- **Supplied material**:
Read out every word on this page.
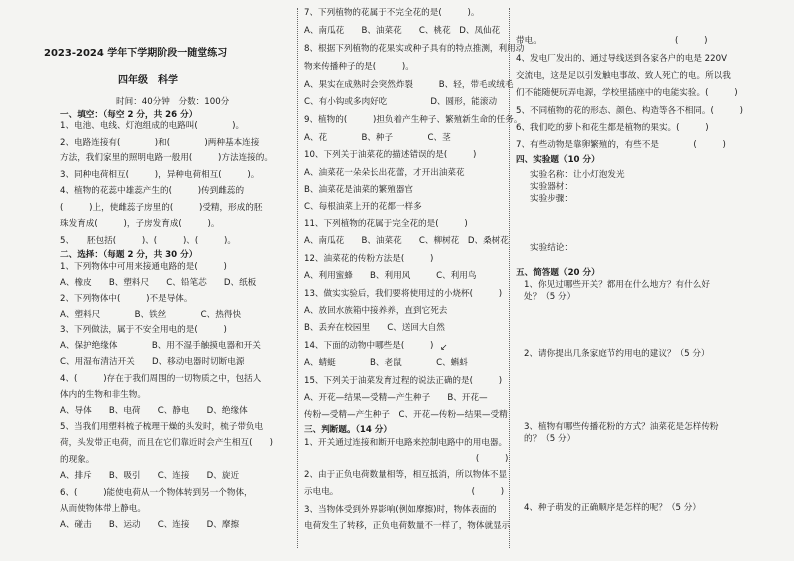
2023-2024 学年下学期阶段一随堂练习
四年级　科学
时间：40分钟　分数：100分
一、填空：（每空 2 分，共 26 分）
1、电池、电线、灯泡组成的电路叫(　　　　)。
2、电路连接有(　　　　)和(　　　　)两种基本连接
方法，我们家里的照明电路一般用(　　　)方法连接的。
3、同种电荷相互(　　　)，异种电荷相互(　　　)。
4、植物的花蕊中雄蕊产生的(　　　)传到雌蕊的
(　　　)上，使雌蕊子房里的(　　　)受精，形成的胚
珠发育成(　　　)，子房发育成(　　　)。
5、　　胚包括(　　　)、(　　　)、(　　　)。
二、选择：（每题 2 分，共 30 分）
1、下列物体中可用来接通电路的是(　　　)
A、橡皮　　B、塑料尺　　C、铅笔芯　　D、纸板
2、下列物体中(　　　)不是导体。
A、塑料尺　　　　B、铁丝　　　　C、热得快
3、下列做法，属于不安全用电的是(　　　)
A、保护绝缘体　　　　B、用不湿手触摸电器和开关
C、用湿布清洁开关　　D、移动电器时切断电源
4、(　　　)存在于我们周围的一切物质之中，包括人
体内的生物和非生物。
A、导体　　B、电荷　　C、静电　　D、绝缘体
5、当我们用塑料梳子梳理干燥的头发时，梳子带负电
荷，头发带正电荷，而且在它们靠近时会产生相互(　　)
的现象。
A、排斥　　B、吸引　　C、连接　　D、旋近
6、(　　　)能使电荷从一个物体转到另一个物体，
从而使物体带上静电。
A、碰击　　B、运动　　C、连接　　D、摩擦
7、下列植物的花属于不完全花的是(　　　)。
A、南瓜花　　B、油菜花　　C、桃花　D、凤仙花
8、根据下列植物的花果实或种子具有的特点推测，利用动
物来传播种子的是(　　　)。
A、果实在成熟时会突然炸裂　　　B、轻，带毛或绒毛
C、有小钩或多肉好吃　　　　　D、圆形，能滚动
9、植物的(　　　)担负着产生种子、繁殖新生命的任务。
A、花　　　　B、种子　　　　C、茎
10、下列关于油菜花的描述错误的是(　　　)
A、油菜花一朵朵长出花蕾，才开出油菜花
B、油菜花是油菜的繁殖器官
C、每根油菜上开的花都一样多
11、下列植物的花属于完全花的是(　　　)
A、南瓜花　　B、油菜花　　C、柳树花　D、桑树花
12、油菜花的传粉方法是(　　　)
A、利用蜜蜂　　B、利用风　　　C、利用鸟
13、做实实验后，我们要将使用过的小烧杯(　　　)
A、放回水族箱中接养养，直到它死去
B、丢弃在校园里　　C、送回大自然
14、下面的动物中哪些是(　　　)
A、蜻蜓　　　　B、老鼠　　　　C、蝌蚪
15、下列关于油菜发育过程的说法正确的是(　　　)
A、开花—结果—受精—产生种子　　B、开花—
传粉—受精—产生种子　C、开花—传粉—结果—受精
三、判断题。（14 分）
1、开关通过连接和断开电路来控制电路中的用电器。
　　　　　　　　　　　　　　　　　　　　(　　　)
2、由于正负电荷数量相等，相互抵消，所以物体不显
示电电。　　　　　　　　　　　　　　　　(　　　)
3、当物体受到外界影响(例如摩擦)时，物体表面的
电荷发生了转移，正负电荷数量不一样了，物体就显示
带电。　　　　　　　　　　　　　　　　(　　　)
4、发电厂发出的、通过导线送到各家各户的电是 220V
交流电，这是足以引发触电事故、致人死亡的电。所以我
们不能随便玩弄电源，学校里插座中的电能实验。(　　　)
5、不同植物的花的形态、颜色、构造等各不相同。(　　　)
6、我们吃的萝卜和花生都是植物的果实。(　　　)
7、有些动物是靠卵繁殖的，有些不是　　　　(　　　)
四、实验题（10 分）
实验名称：让小灯泡发光
实验器材：
实验步骤：
实验结论：
五、简答题（20 分）
1、你见过哪些开关？都用在什么地方？有什么好
处？（5 分）
2、请你提出几条家庭节约用电的建议？（5 分）
3、植物有哪些传播花粉的方式？油菜花是怎样传粉
的？（5 分）
4、种子萌发的正确顺序是怎样的呢？（5 分）
↙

- **Instructions for the task**: Every line is to be duplicated exactly, though pictures stay out.

- **Answer in full**:
Read out every word on this page.
2023-2024 学年下学期阶段一随堂练习
四年级　科学
时间：40分钟　分数：100分
一、填空：（每空 2 分，共 26 分）
1、电池、电线、灯泡组成的电路叫(　　　　)。
2、电路连接有(　　　　)和(　　　　)两种基本连接
方法，我们家里的照明电路一般用(　　　)方法连接的。
3、同种电荷相互(　　　)，异种电荷相互(　　　)。
4、植物的花蕊中雄蕊产生的(　　　)传到雌蕊的
(　　　)上，使雌蕊子房里的(　　　)受精，形成的胚
珠发育成(　　　)，子房发育成(　　　)。
5、　　胚包括(　　　)、(　　　)、(　　　)。
二、选择：（每题 2 分，共 30 分）
1、下列物体中可用来接通电路的是(　　　)
A、橡皮　　B、塑料尺　　C、铅笔芯　　D、纸板
2、下列物体中(　　　)不是导体。
A、塑料尺　　　　B、铁丝　　　　C、热得快
3、下列做法，属于不安全用电的是(　　　)
A、保护绝缘体　　　　B、用不湿手触摸电器和开关
C、用湿布清洁开关　　D、移动电器时切断电源
4、(　　　)存在于我们周围的一切物质之中，包括人
体内的生物和非生物。
A、导体　　B、电荷　　C、静电　　D、绝缘体
5、当我们用塑料梳子梳理干燥的头发时，梳子带负电
荷，头发带正电荷，而且在它们靠近时会产生相互(　　)
的现象。
A、排斥　　B、吸引　　C、连接　　D、旋近
6、(　　　)能使电荷从一个物体转到另一个物体，
从而使物体带上静电。
A、碰击　　B、运动　　C、连接　　D、摩擦
7、下列植物的花属于不完全花的是(　　　)。
A、南瓜花　　B、油菜花　　C、桃花　D、凤仙花
8、根据下列植物的花果实或种子具有的特点推测，利用动
物来传播种子的是(　　　)。
A、果实在成熟时会突然炸裂　　　B、轻，带毛或绒毛
C、有小钩或多肉好吃　　　　　D、圆形，能滚动
9、植物的(　　　)担负着产生种子、繁殖新生命的任务。
A、花　　　　B、种子　　　　C、茎
10、下列关于油菜花的描述错误的是(　　　)
A、油菜花一朵朵长出花蕾，才开出油菜花
B、油菜花是油菜的繁殖器官
C、每根油菜上开的花都一样多
11、下列植物的花属于完全花的是(　　　)
A、南瓜花　　B、油菜花　　C、柳树花　D、桑树花
12、油菜花的传粉方法是(　　　)
A、利用蜜蜂　　B、利用风　　　C、利用鸟
13、做实实验后，我们要将使用过的小烧杯(　　　)
A、放回水族箱中接养养，直到它死去
B、丢弃在校园里　　C、送回大自然
14、下面的动物中哪些是(　　　)
A、蜻蜓　　　　B、老鼠　　　　C、蝌蚪
15、下列关于油菜发育过程的说法正确的是(　　　)
A、开花—结果—受精—产生种子　　B、开花—
传粉—受精—产生种子　C、开花—传粉—结果—受精
三、判断题。（14 分）
1、开关通过连接和断开电路来控制电路中的用电器。
　　　　　　　　　　　　　　　　　　　　(　　　)
2、由于正负电荷数量相等，相互抵消，所以物体不显
示电电。　　　　　　　　　　　　　　　　(　　　)
3、当物体受到外界影响(例如摩擦)时，物体表面的
电荷发生了转移，正负电荷数量不一样了，物体就显示
带电。　　　　　　　　　　　　　　　　(　　　)
4、发电厂发出的、通过导线送到各家各户的电是 220V
交流电，这是足以引发触电事故、致人死亡的电。所以我
们不能随便玩弄电源，学校里插座中的电能实验。(　　　)
5、不同植物的花的形态、颜色、构造等各不相同。(　　　)
6、我们吃的萝卜和花生都是植物的果实。(　　　)
7、有些动物是靠卵繁殖的，有些不是　　　　(　　　)
四、实验题（10 分）
实验名称：让小灯泡发光
实验器材：
实验步骤：
实验结论：
五、简答题（20 分）
1、你见过哪些开关？都用在什么地方？有什么好
处？（5 分）
2、请你提出几条家庭节约用电的建议？（5 分）
3、植物有哪些传播花粉的方式？油菜花是怎样传粉
的？（5 分）
4、种子萌发的正确顺序是怎样的呢？（5 分）
↙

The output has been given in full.